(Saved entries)
#####
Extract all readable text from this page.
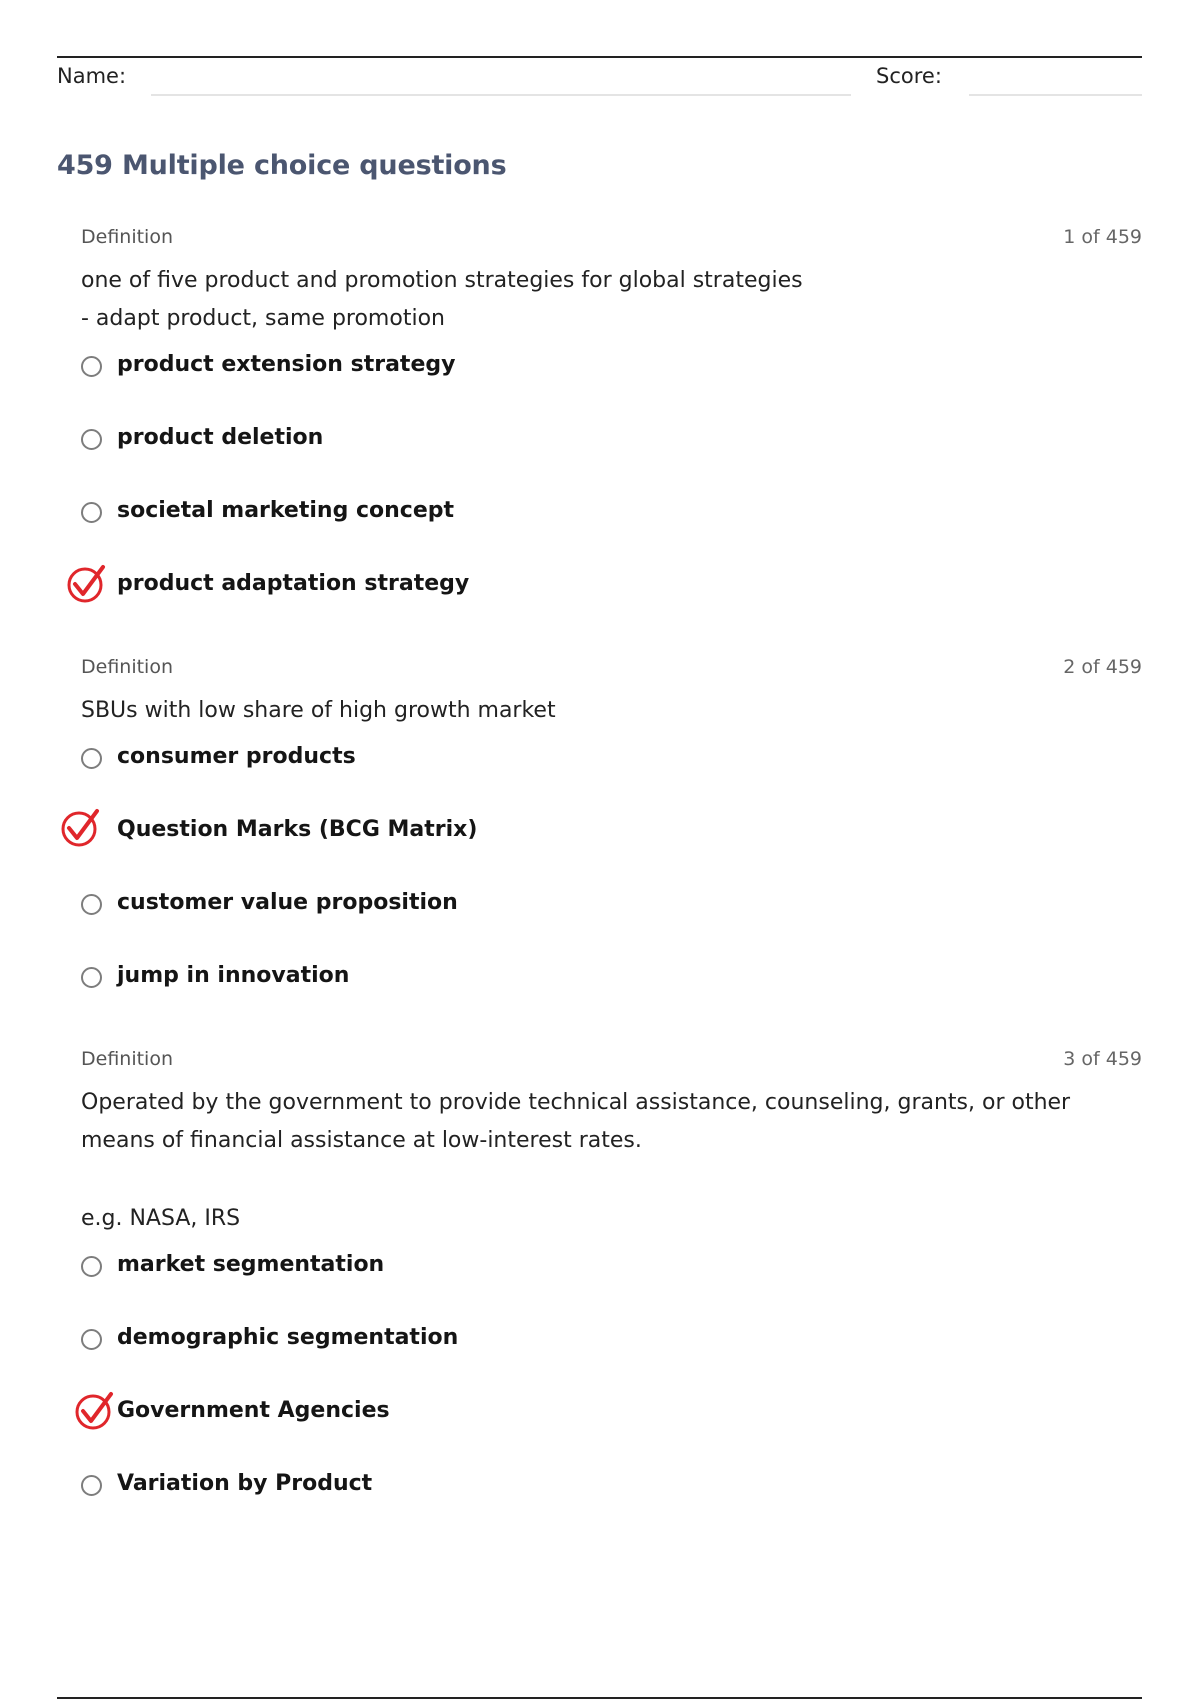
Name:	Score:
459 Multiple choice questions
Definition	1 of 459
one of five product and promotion strategies for global strategies
- adapt product, same promotion
product extension strategy
product deletion
societal marketing concept
product adaptation strategy
Definition	2 of 459
SBUs with low share of high growth market
consumer products
Question Marks (BCG Matrix)
customer value proposition
jump in innovation
Definition	3 of 459
Operated by the government to provide technical assistance, counseling, grants, or other
means of financial assistance at low-interest rates.
e.g. NASA, IRS
market segmentation
demographic segmentation
Government Agencies
Variation by Product
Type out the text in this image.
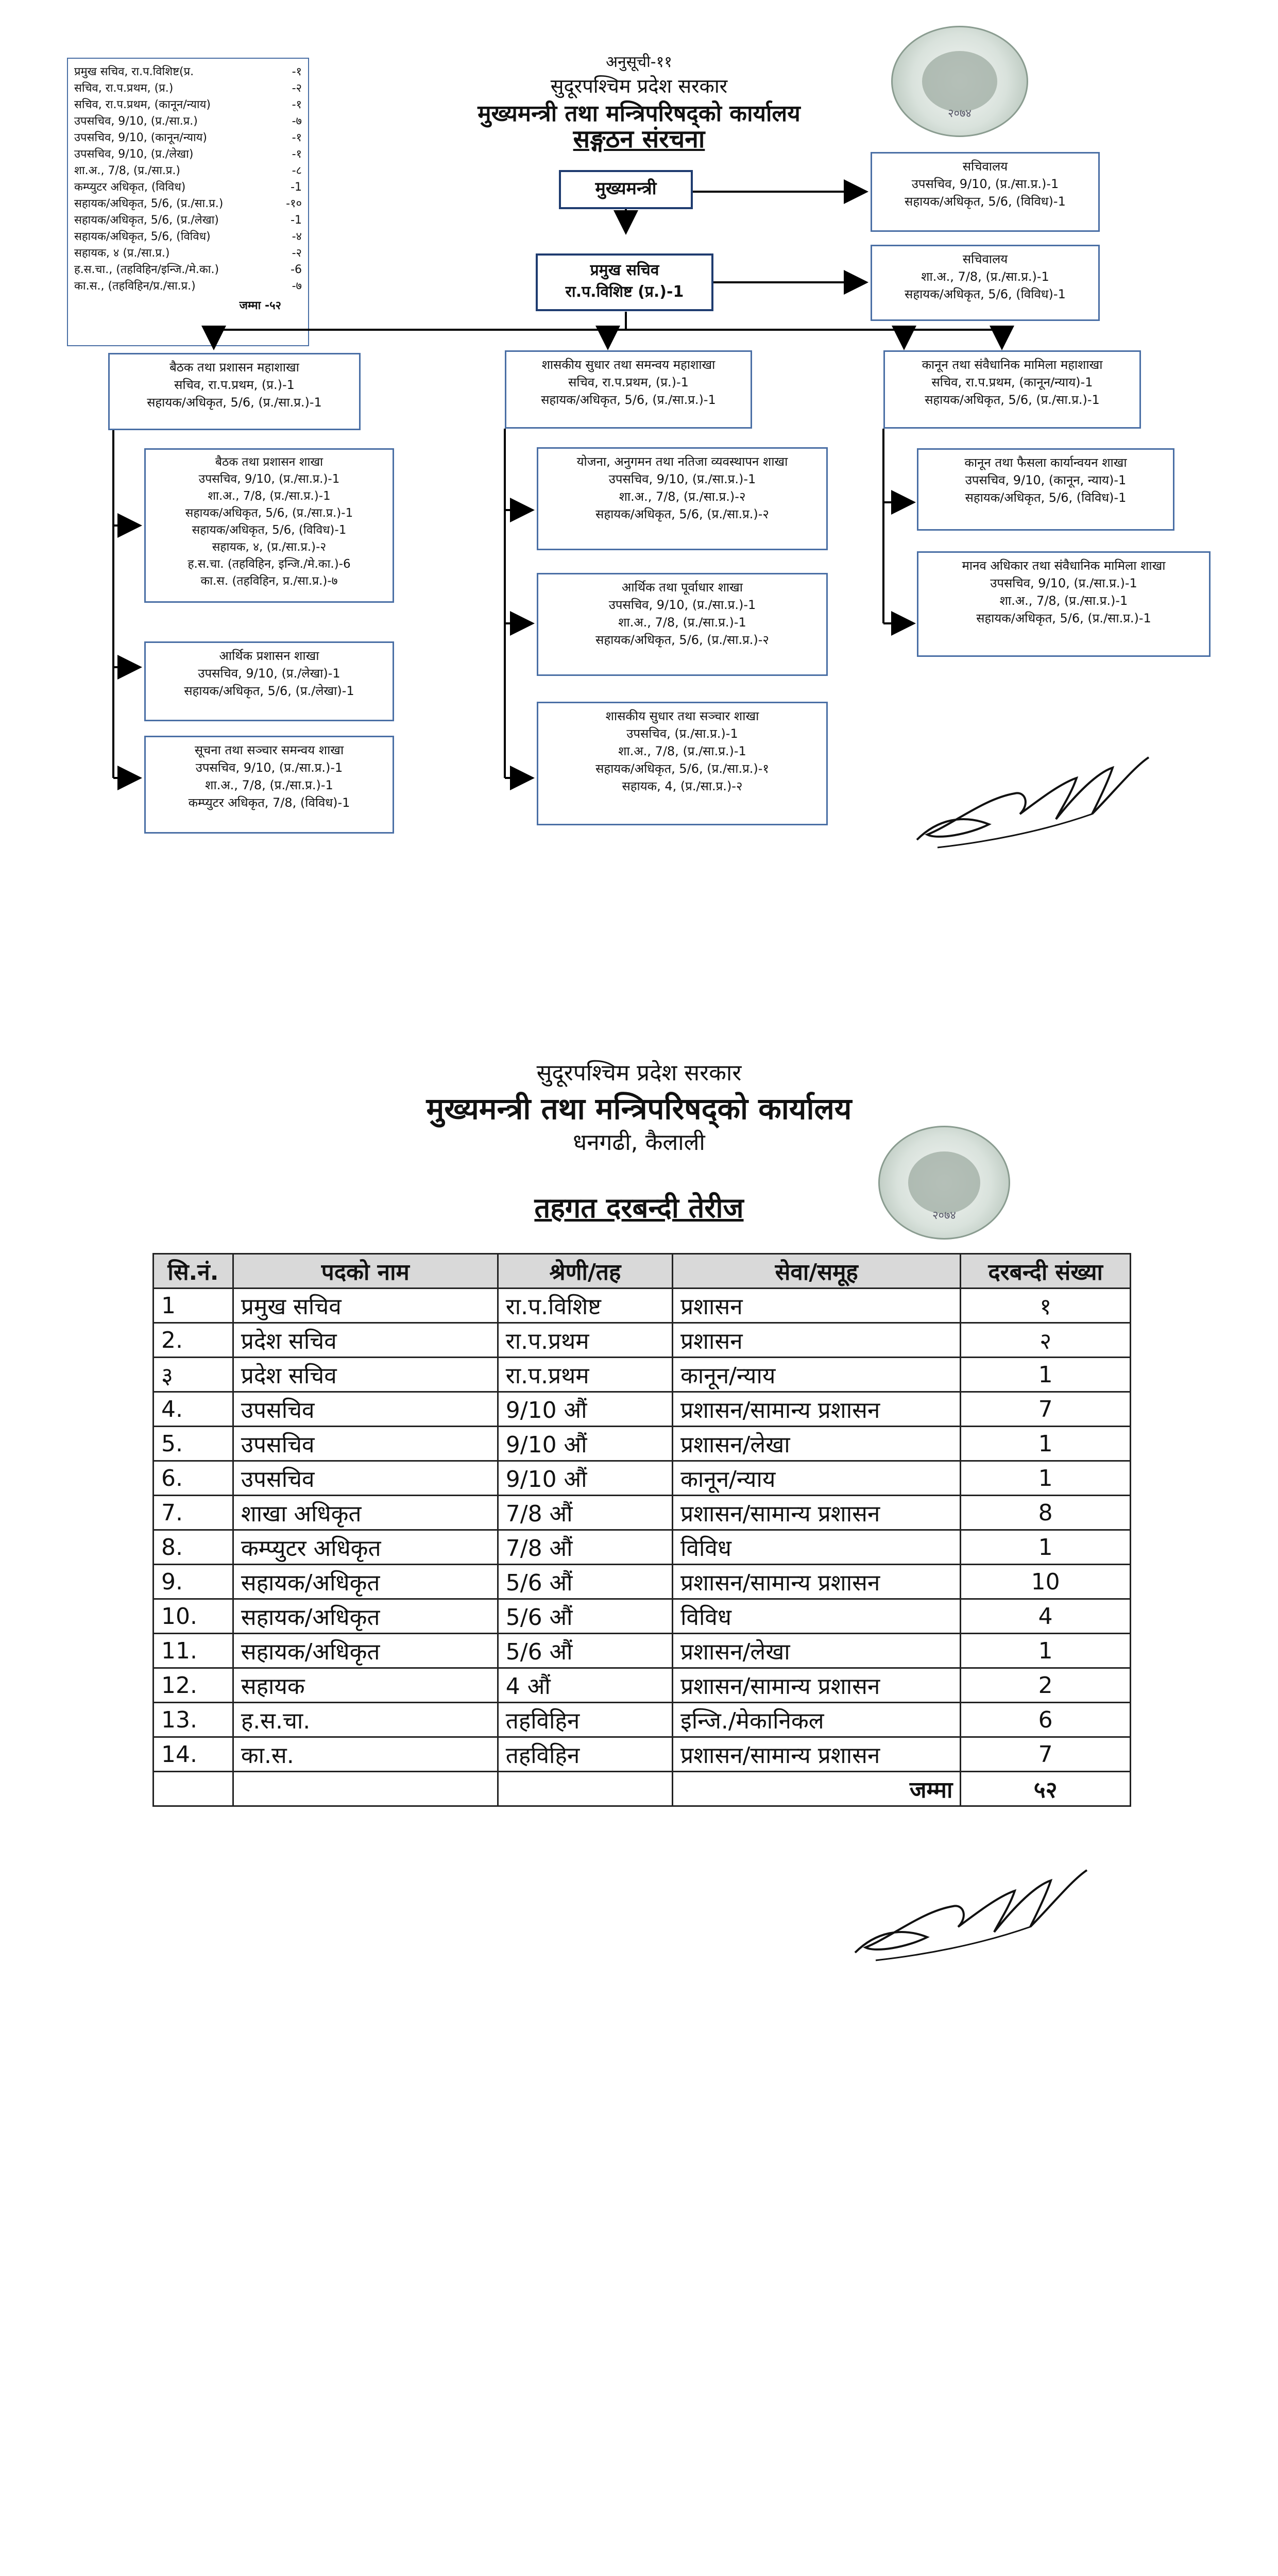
अनुसूची-११
सुदूरपश्चिम प्रदेश सरकार
मुख्यमन्त्री तथा मन्त्रिपरिषद्को कार्यालय
सङ्गठन संरचना
२०७४
प्रमुख सचिव, रा.प.विशिष्ट(प्र.	-१
सचिव, रा.प.प्रथम, (प्र.)	-२
सचिव, रा.प.प्रथम, (कानून/न्याय)	-१
उपसचिव, 9/10, (प्र./सा.प्र.)	-७
उपसचिव, 9/10, (कानून/न्याय)	-१
उपसचिव, 9/10, (प्र./लेखा)	-१
शा.अ., 7/8, (प्र./सा.प्र.)	-८
कम्प्युटर अधिकृत, (विविध)	-1
सहायक/अधिकृत, 5/6, (प्र./सा.प्र.)	-१०
सहायक/अधिकृत, 5/6, (प्र./लेखा)	-1
सहायक/अधिकृत, 5/6, (विविध)	-४
सहायक, ४ (प्र./सा.प्र.)	-२
ह.स.चा., (तहविहिन/इन्जि./मे.का.)	-6
का.स., (तहविहिन/प्र./सा.प्र.)	-७
जम्मा -५२
मुख्यमन्त्री
प्रमुख सचिव
रा.प.विशिष्ट (प्र.)-1
सचिवालय
उपसचिव, 9/10, (प्र./सा.प्र.)-1
सहायक/अधिकृत, 5/6, (विविध)-1
सचिवालय
शा.अ., 7/8, (प्र./सा.प्र.)-1
सहायक/अधिकृत, 5/6, (विविध)-1
बैठक तथा प्रशासन महाशाखा
सचिव, रा.प.प्रथम, (प्र.)-1
सहायक/अधिकृत, 5/6, (प्र./सा.प्र.)-1
शासकीय सुधार तथा समन्वय महाशाखा
सचिव, रा.प.प्रथम, (प्र.)-1
सहायक/अधिकृत, 5/6, (प्र./सा.प्र.)-1
कानून तथा संवैधानिक मामिला महाशाखा
सचिव, रा.प.प्रथम, (कानून/न्याय)-1
सहायक/अधिकृत, 5/6, (प्र./सा.प्र.)-1
बैठक तथा प्रशासन शाखा
उपसचिव, 9/10, (प्र./सा.प्र.)-1
शा.अ., 7/8, (प्र./सा.प्र.)-1
सहायक/अधिकृत, 5/6, (प्र./सा.प्र.)-1
सहायक/अधिकृत, 5/6, (विविध)-1
सहायक, ४, (प्र./सा.प्र.)-२
ह.स.चा. (तहविहिन, इन्जि./मे.का.)-6
का.स. (तहविहिन, प्र./सा.प्र.)-७
आर्थिक प्रशासन शाखा
उपसचिव, 9/10, (प्र./लेखा)-1
सहायक/अधिकृत, 5/6, (प्र./लेखा)-1
सूचना तथा सञ्चार समन्वय शाखा
उपसचिव, 9/10, (प्र./सा.प्र.)-1
शा.अ., 7/8, (प्र./सा.प्र.)-1
कम्प्युटर अधिकृत, 7/8, (विविध)-1
योजना, अनुगमन तथा नतिजा व्यवस्थापन शाखा
उपसचिव, 9/10, (प्र./सा.प्र.)-1
शा.अ., 7/8, (प्र./सा.प्र.)-२
सहायक/अधिकृत, 5/6, (प्र./सा.प्र.)-२
आर्थिक तथा पूर्वाधार शाखा
उपसचिव, 9/10, (प्र./सा.प्र.)-1
शा.अ., 7/8, (प्र./सा.प्र.)-1
सहायक/अधिकृत, 5/6, (प्र./सा.प्र.)-२
शासकीय सुधार तथा सञ्चार शाखा
उपसचिव, (प्र./सा.प्र.)-1
शा.अ., 7/8, (प्र./सा.प्र.)-1
सहायक/अधिकृत, 5/6, (प्र./सा.प्र.)-१
सहायक, 4, (प्र./सा.प्र.)-२
कानून तथा फैसला कार्यान्वयन शाखा
उपसचिव, 9/10, (कानून, न्याय)-1
सहायक/अधिकृत, 5/6, (विविध)-1
मानव अधिकार तथा संवैधानिक मामिला शाखा
उपसचिव, 9/10, (प्र./सा.प्र.)-1
शा.अ., 7/8, (प्र./सा.प्र.)-1
सहायक/अधिकृत, 5/6, (प्र./सा.प्र.)-1
सुदूरपश्चिम प्रदेश सरकार
मुख्यमन्त्री तथा मन्त्रिपरिषद्को कार्यालय
धनगढी, कैलाली
तहगत दरबन्दी तेरीज	२०७४
सि.नं.	पदको नाम	श्रेणी/तह	सेवा/समूह	दरबन्दी संख्या
1	प्रमुख सचिव	रा.प.विशिष्ट	प्रशासन	१
2.	प्रदेश सचिव	रा.प.प्रथम	प्रशासन	२
३	प्रदेश सचिव	रा.प.प्रथम	कानून/न्याय	1
4.	उपसचिव	9/10 औं	प्रशासन/सामान्य प्रशासन	7
5.	उपसचिव	9/10 औं	प्रशासन/लेखा	1
6.	उपसचिव	9/10 औं	कानून/न्याय	1
7.	शाखा अधिकृत	7/8 औं	प्रशासन/सामान्य प्रशासन	8
8.	कम्प्युटर अधिकृत	7/8 औं	विविध	1
9.	सहायक/अधिकृत	5/6 औं	प्रशासन/सामान्य प्रशासन	10
10.	सहायक/अधिकृत	5/6 औं	विविध	4
11.	सहायक/अधिकृत	5/6 औं	प्रशासन/लेखा	1
12.	सहायक	4 औं	प्रशासन/सामान्य प्रशासन	2
13.	ह.स.चा.	तहविहिन	इन्जि./मेकानिकल	6
14.	का.स.	तहविहिन	प्रशासन/सामान्य प्रशासन	7
			जम्मा	५२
#####
### The exercise
Leave out the pictures and copy every record above exactly.

### Answer to this problem
Extract all readable text from this page.
Name:	Score:
459 Multiple choice questions
Definition	1 of 459
one of five product and promotion strategies for global strategies
- adapt product, same promotion
product extension strategy
product deletion
societal marketing concept
product adaptation strategy
Definition	2 of 459
SBUs with low share of high growth market
consumer products
Question Marks (BCG Matrix)
customer value proposition
jump in innovation
Definition	3 of 459
Operated by the government to provide technical assistance, counseling, grants, or other
means of financial assistance at low-interest rates.
e.g. NASA, IRS
market segmentation
demographic segmentation
Government Agencies
Variation by Product
Type out the text in this image.
अनुसूची-११
सुदूरपश्चिम प्रदेश सरकार
मुख्यमन्त्री तथा मन्त्रिपरिषद्को कार्यालय
सङ्गठन संरचना
२०७४
प्रमुख सचिव, रा.प.विशिष्ट(प्र.	-१
सचिव, रा.प.प्रथम, (प्र.)	-२
सचिव, रा.प.प्रथम, (कानून/न्याय)	-१
उपसचिव, 9/10, (प्र./सा.प्र.)	-७
उपसचिव, 9/10, (कानून/न्याय)	-१
उपसचिव, 9/10, (प्र./लेखा)	-१
शा.अ., 7/8, (प्र./सा.प्र.)	-८
कम्प्युटर अधिकृत, (विविध)	-1
सहायक/अधिकृत, 5/6, (प्र./सा.प्र.)	-१०
सहायक/अधिकृत, 5/6, (प्र./लेखा)	-1
सहायक/अधिकृत, 5/6, (विविध)	-४
सहायक, ४ (प्र./सा.प्र.)	-२
ह.स.चा., (तहविहिन/इन्जि./मे.का.)	-6
का.स., (तहविहिन/प्र./सा.प्र.)	-७
जम्मा -५२
मुख्यमन्त्री
प्रमुख सचिव
रा.प.विशिष्ट (प्र.)-1
सचिवालय
उपसचिव, 9/10, (प्र./सा.प्र.)-1
सहायक/अधिकृत, 5/6, (विविध)-1
सचिवालय
शा.अ., 7/8, (प्र./सा.प्र.)-1
सहायक/अधिकृत, 5/6, (विविध)-1
बैठक तथा प्रशासन महाशाखा
सचिव, रा.प.प्रथम, (प्र.)-1
सहायक/अधिकृत, 5/6, (प्र./सा.प्र.)-1
शासकीय सुधार तथा समन्वय महाशाखा
सचिव, रा.प.प्रथम, (प्र.)-1
सहायक/अधिकृत, 5/6, (प्र./सा.प्र.)-1
कानून तथा संवैधानिक मामिला महाशाखा
सचिव, रा.प.प्रथम, (कानून/न्याय)-1
सहायक/अधिकृत, 5/6, (प्र./सा.प्र.)-1
बैठक तथा प्रशासन शाखा
उपसचिव, 9/10, (प्र./सा.प्र.)-1
शा.अ., 7/8, (प्र./सा.प्र.)-1
सहायक/अधिकृत, 5/6, (प्र./सा.प्र.)-1
सहायक/अधिकृत, 5/6, (विविध)-1
सहायक, ४, (प्र./सा.प्र.)-२
ह.स.चा. (तहविहिन, इन्जि./मे.का.)-6
का.स. (तहविहिन, प्र./सा.प्र.)-७
आर्थिक प्रशासन शाखा
उपसचिव, 9/10, (प्र./लेखा)-1
सहायक/अधिकृत, 5/6, (प्र./लेखा)-1
सूचना तथा सञ्चार समन्वय शाखा
उपसचिव, 9/10, (प्र./सा.प्र.)-1
शा.अ., 7/8, (प्र./सा.प्र.)-1
कम्प्युटर अधिकृत, 7/8, (विविध)-1
योजना, अनुगमन तथा नतिजा व्यवस्थापन शाखा
उपसचिव, 9/10, (प्र./सा.प्र.)-1
शा.अ., 7/8, (प्र./सा.प्र.)-२
सहायक/अधिकृत, 5/6, (प्र./सा.प्र.)-२
आर्थिक तथा पूर्वाधार शाखा
उपसचिव, 9/10, (प्र./सा.प्र.)-1
शा.अ., 7/8, (प्र./सा.प्र.)-1
सहायक/अधिकृत, 5/6, (प्र./सा.प्र.)-२
शासकीय सुधार तथा सञ्चार शाखा
उपसचिव, (प्र./सा.प्र.)-1
शा.अ., 7/8, (प्र./सा.प्र.)-1
सहायक/अधिकृत, 5/6, (प्र./सा.प्र.)-१
सहायक, 4, (प्र./सा.प्र.)-२
कानून तथा फैसला कार्यान्वयन शाखा
उपसचिव, 9/10, (कानून, न्याय)-1
सहायक/अधिकृत, 5/6, (विविध)-1
मानव अधिकार तथा संवैधानिक मामिला शाखा
उपसचिव, 9/10, (प्र./सा.प्र.)-1
शा.अ., 7/8, (प्र./सा.प्र.)-1
सहायक/अधिकृत, 5/6, (प्र./सा.प्र.)-1
सुदूरपश्चिम प्रदेश सरकार
मुख्यमन्त्री तथा मन्त्रिपरिषद्को कार्यालय
धनगढी, कैलाली
तहगत दरबन्दी तेरीज	२०७४
सि.नं.	पदको नाम	श्रेणी/तह	सेवा/समूह	दरबन्दी संख्या
1	प्रमुख सचिव	रा.प.विशिष्ट	प्रशासन	१
2.	प्रदेश सचिव	रा.प.प्रथम	प्रशासन	२
३	प्रदेश सचिव	रा.प.प्रथम	कानून/न्याय	1
4.	उपसचिव	9/10 औं	प्रशासन/सामान्य प्रशासन	7
5.	उपसचिव	9/10 औं	प्रशासन/लेखा	1
6.	उपसचिव	9/10 औं	कानून/न्याय	1
7.	शाखा अधिकृत	7/8 औं	प्रशासन/सामान्य प्रशासन	8
8.	कम्प्युटर अधिकृत	7/8 औं	विविध	1
9.	सहायक/अधिकृत	5/6 औं	प्रशासन/सामान्य प्रशासन	10
10.	सहायक/अधिकृत	5/6 औं	विविध	4
11.	सहायक/अधिकृत	5/6 औं	प्रशासन/लेखा	1
12.	सहायक	4 औं	प्रशासन/सामान्य प्रशासन	2
13.	ह.स.चा.	तहविहिन	इन्जि./मेकानिकल	6
14.	का.स.	तहविहिन	प्रशासन/सामान्य प्रशासन	7
			जम्मा	५२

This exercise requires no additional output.